WHAT THE TASK REQUIRES
Please write out all of the entries exactly as they appear.

Excerpts from a dataset

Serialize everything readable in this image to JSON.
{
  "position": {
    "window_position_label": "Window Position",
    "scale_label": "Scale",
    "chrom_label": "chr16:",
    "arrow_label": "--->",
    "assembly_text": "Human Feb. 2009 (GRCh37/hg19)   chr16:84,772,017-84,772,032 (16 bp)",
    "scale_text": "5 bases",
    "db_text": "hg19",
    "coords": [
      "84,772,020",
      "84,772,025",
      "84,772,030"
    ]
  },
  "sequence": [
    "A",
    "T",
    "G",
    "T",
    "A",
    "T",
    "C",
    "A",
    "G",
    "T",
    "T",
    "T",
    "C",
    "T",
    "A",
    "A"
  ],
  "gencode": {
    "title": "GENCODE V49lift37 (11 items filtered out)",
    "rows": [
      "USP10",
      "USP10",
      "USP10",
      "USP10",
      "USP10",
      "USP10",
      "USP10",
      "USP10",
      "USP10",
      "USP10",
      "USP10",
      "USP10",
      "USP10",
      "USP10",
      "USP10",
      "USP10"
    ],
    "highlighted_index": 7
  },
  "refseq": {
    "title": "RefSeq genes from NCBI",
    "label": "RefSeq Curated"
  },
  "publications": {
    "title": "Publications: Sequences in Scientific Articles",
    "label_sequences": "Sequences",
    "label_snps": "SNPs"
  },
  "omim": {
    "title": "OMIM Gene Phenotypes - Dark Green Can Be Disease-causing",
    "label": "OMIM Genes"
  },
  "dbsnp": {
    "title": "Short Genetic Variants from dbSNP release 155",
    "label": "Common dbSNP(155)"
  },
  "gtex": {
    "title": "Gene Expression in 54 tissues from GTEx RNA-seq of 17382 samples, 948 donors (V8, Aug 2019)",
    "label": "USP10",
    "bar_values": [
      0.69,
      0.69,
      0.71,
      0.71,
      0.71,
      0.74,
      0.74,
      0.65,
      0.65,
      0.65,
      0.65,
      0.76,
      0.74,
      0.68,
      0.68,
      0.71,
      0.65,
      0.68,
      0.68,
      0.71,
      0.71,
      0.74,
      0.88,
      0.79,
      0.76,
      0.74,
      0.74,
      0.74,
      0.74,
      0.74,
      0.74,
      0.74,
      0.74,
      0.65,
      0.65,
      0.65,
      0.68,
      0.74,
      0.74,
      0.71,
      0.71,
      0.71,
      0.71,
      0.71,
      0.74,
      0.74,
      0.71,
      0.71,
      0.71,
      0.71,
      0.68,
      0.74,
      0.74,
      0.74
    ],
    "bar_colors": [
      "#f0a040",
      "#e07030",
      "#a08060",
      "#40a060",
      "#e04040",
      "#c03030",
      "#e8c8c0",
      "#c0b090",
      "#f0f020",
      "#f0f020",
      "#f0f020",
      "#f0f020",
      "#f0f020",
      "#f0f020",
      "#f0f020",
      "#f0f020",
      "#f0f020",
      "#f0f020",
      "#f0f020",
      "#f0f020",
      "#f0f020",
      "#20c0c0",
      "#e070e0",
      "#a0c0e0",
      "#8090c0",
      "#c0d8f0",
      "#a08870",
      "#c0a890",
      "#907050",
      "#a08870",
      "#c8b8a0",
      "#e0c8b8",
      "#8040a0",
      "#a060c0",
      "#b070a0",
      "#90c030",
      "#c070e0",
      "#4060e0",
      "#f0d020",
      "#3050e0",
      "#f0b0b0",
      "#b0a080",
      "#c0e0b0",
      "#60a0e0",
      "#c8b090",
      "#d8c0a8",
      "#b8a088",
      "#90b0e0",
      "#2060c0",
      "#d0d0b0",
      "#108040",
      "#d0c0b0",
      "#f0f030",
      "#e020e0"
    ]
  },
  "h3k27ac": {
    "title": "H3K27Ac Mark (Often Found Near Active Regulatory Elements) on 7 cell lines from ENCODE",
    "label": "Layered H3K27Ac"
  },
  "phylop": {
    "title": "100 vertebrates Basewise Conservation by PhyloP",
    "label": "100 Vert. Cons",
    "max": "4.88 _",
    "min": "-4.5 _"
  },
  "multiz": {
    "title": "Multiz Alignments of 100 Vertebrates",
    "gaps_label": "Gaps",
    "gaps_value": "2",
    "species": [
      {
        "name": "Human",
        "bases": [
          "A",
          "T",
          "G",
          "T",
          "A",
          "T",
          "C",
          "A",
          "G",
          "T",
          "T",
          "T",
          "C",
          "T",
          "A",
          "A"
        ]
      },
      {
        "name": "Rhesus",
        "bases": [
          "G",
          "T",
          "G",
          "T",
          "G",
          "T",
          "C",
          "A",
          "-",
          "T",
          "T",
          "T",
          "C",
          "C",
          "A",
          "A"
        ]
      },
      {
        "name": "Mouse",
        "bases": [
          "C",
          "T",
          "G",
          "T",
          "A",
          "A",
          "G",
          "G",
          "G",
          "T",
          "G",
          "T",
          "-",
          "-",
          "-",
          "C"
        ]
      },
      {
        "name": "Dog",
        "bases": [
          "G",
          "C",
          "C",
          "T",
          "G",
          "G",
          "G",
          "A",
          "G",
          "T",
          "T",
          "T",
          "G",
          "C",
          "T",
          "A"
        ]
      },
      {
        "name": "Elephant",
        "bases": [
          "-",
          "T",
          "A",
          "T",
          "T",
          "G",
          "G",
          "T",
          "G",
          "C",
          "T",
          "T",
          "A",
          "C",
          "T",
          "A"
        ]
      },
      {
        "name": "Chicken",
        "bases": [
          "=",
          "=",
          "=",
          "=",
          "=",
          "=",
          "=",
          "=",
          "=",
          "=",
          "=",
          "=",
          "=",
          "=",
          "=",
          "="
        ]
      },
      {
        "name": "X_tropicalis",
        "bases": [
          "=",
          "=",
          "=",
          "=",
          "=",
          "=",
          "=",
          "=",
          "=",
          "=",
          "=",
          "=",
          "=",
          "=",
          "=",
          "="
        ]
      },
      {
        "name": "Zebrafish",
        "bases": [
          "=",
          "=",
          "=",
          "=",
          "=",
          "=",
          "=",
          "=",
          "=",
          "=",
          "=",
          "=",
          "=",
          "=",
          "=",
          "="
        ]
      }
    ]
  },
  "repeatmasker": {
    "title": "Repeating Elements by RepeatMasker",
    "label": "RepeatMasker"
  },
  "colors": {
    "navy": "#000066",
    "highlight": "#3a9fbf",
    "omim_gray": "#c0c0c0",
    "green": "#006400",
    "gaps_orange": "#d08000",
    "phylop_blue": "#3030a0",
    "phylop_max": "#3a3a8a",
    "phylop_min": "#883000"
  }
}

YOUR SOLUTION
Serialize everything readable in this image to JSON.
{
  "position": {
    "window_position_label": "Window Position",
    "scale_label": "Scale",
    "chrom_label": "chr16:",
    "arrow_label": "--->",
    "assembly_text": "Human Feb. 2009 (GRCh37/hg19)   chr16:84,772,017-84,772,032 (16 bp)",
    "scale_text": "5 bases",
    "db_text": "hg19",
    "coords": [
      "84,772,020",
      "84,772,025",
      "84,772,030"
    ]
  },
  "sequence": [
    "A",
    "T",
    "G",
    "T",
    "A",
    "T",
    "C",
    "A",
    "G",
    "T",
    "T",
    "T",
    "C",
    "T",
    "A",
    "A"
  ],
  "gencode": {
    "title": "GENCODE V49lift37 (11 items filtered out)",
    "rows": [
      "USP10",
      "USP10",
      "USP10",
      "USP10",
      "USP10",
      "USP10",
      "USP10",
      "USP10",
      "USP10",
      "USP10",
      "USP10",
      "USP10",
      "USP10",
      "USP10",
      "USP10",
      "USP10"
    ],
    "highlighted_index": 7
  },
  "refseq": {
    "title": "RefSeq genes from NCBI",
    "label": "RefSeq Curated"
  },
  "publications": {
    "title": "Publications: Sequences in Scientific Articles",
    "label_sequences": "Sequences",
    "label_snps": "SNPs"
  },
  "omim": {
    "title": "OMIM Gene Phenotypes - Dark Green Can Be Disease-causing",
    "label": "OMIM Genes"
  },
  "dbsnp": {
    "title": "Short Genetic Variants from dbSNP release 155",
    "label": "Common dbSNP(155)"
  },
  "gtex": {
    "title": "Gene Expression in 54 tissues from GTEx RNA-seq of 17382 samples, 948 donors (V8, Aug 2019)",
    "label": "USP10",
    "bar_values": [
      0.69,
      0.69,
      0.71,
      0.71,
      0.71,
      0.74,
      0.74,
      0.65,
      0.65,
      0.65,
      0.65,
      0.76,
      0.74,
      0.68,
      0.68,
      0.71,
      0.65,
      0.68,
      0.68,
      0.71,
      0.71,
      0.74,
      0.88,
      0.79,
      0.76,
      0.74,
      0.74,
      0.74,
      0.74,
      0.74,
      0.74,
      0.74,
      0.74,
      0.65,
      0.65,
      0.65,
      0.68,
      0.74,
      0.74,
      0.71,
      0.71,
      0.71,
      0.71,
      0.71,
      0.74,
      0.74,
      0.71,
      0.71,
      0.71,
      0.71,
      0.68,
      0.74,
      0.74,
      0.74
    ],
    "bar_colors": [
      "#f0a040",
      "#e07030",
      "#a08060",
      "#40a060",
      "#e04040",
      "#c03030",
      "#e8c8c0",
      "#c0b090",
      "#f0f020",
      "#f0f020",
      "#f0f020",
      "#f0f020",
      "#f0f020",
      "#f0f020",
      "#f0f020",
      "#f0f020",
      "#f0f020",
      "#f0f020",
      "#f0f020",
      "#f0f020",
      "#f0f020",
      "#20c0c0",
      "#e070e0",
      "#a0c0e0",
      "#8090c0",
      "#c0d8f0",
      "#a08870",
      "#c0a890",
      "#907050",
      "#a08870",
      "#c8b8a0",
      "#e0c8b8",
      "#8040a0",
      "#a060c0",
      "#b070a0",
      "#90c030",
      "#c070e0",
      "#4060e0",
      "#f0d020",
      "#3050e0",
      "#f0b0b0",
      "#b0a080",
      "#c0e0b0",
      "#60a0e0",
      "#c8b090",
      "#d8c0a8",
      "#b8a088",
      "#90b0e0",
      "#2060c0",
      "#d0d0b0",
      "#108040",
      "#d0c0b0",
      "#f0f030",
      "#e020e0"
    ]
  },
  "h3k27ac": {
    "title": "H3K27Ac Mark (Often Found Near Active Regulatory Elements) on 7 cell lines from ENCODE",
    "label": "Layered H3K27Ac"
  },
  "phylop": {
    "title": "100 vertebrates Basewise Conservation by PhyloP",
    "label": "100 Vert. Cons",
    "max": "4.88 _",
    "min": "-4.5 _"
  },
  "multiz": {
    "title": "Multiz Alignments of 100 Vertebrates",
    "gaps_label": "Gaps",
    "gaps_value": "2",
    "species": [
      {
        "name": "Human",
        "bases": [
          "A",
          "T",
          "G",
          "T",
          "A",
          "T",
          "C",
          "A",
          "G",
          "T",
          "T",
          "T",
          "C",
          "T",
          "A",
          "A"
        ]
      },
      {
        "name": "Rhesus",
        "bases": [
          "G",
          "T",
          "G",
          "T",
          "G",
          "T",
          "C",
          "A",
          "-",
          "T",
          "T",
          "T",
          "C",
          "C",
          "A",
          "A"
        ]
      },
      {
        "name": "Mouse",
        "bases": [
          "C",
          "T",
          "G",
          "T",
          "A",
          "A",
          "G",
          "G",
          "G",
          "T",
          "G",
          "T",
          "-",
          "-",
          "-",
          "C"
        ]
      },
      {
        "name": "Dog",
        "bases": [
          "G",
          "C",
          "C",
          "T",
          "G",
          "G",
          "G",
          "A",
          "G",
          "T",
          "T",
          "T",
          "G",
          "C",
          "T",
          "A"
        ]
      },
      {
        "name": "Elephant",
        "bases": [
          "-",
          "T",
          "A",
          "T",
          "T",
          "G",
          "G",
          "T",
          "G",
          "C",
          "T",
          "T",
          "A",
          "C",
          "T",
          "A"
        ]
      },
      {
        "name": "Chicken",
        "bases": [
          "=",
          "=",
          "=",
          "=",
          "=",
          "=",
          "=",
          "=",
          "=",
          "=",
          "=",
          "=",
          "=",
          "=",
          "=",
          "="
        ]
      },
      {
        "name": "X_tropicalis",
        "bases": [
          "=",
          "=",
          "=",
          "=",
          "=",
          "=",
          "=",
          "=",
          "=",
          "=",
          "=",
          "=",
          "=",
          "=",
          "=",
          "="
        ]
      },
      {
        "name": "Zebrafish",
        "bases": [
          "=",
          "=",
          "=",
          "=",
          "=",
          "=",
          "=",
          "=",
          "=",
          "=",
          "=",
          "=",
          "=",
          "=",
          "=",
          "="
        ]
      }
    ]
  },
  "repeatmasker": {
    "title": "Repeating Elements by RepeatMasker",
    "label": "RepeatMasker"
  },
  "colors": {
    "navy": "#000066",
    "highlight": "#3a9fbf",
    "omim_gray": "#c0c0c0",
    "green": "#006400",
    "gaps_orange": "#d08000",
    "phylop_blue": "#3030a0",
    "phylop_max": "#3a3a8a",
    "phylop_min": "#883000"
  }
}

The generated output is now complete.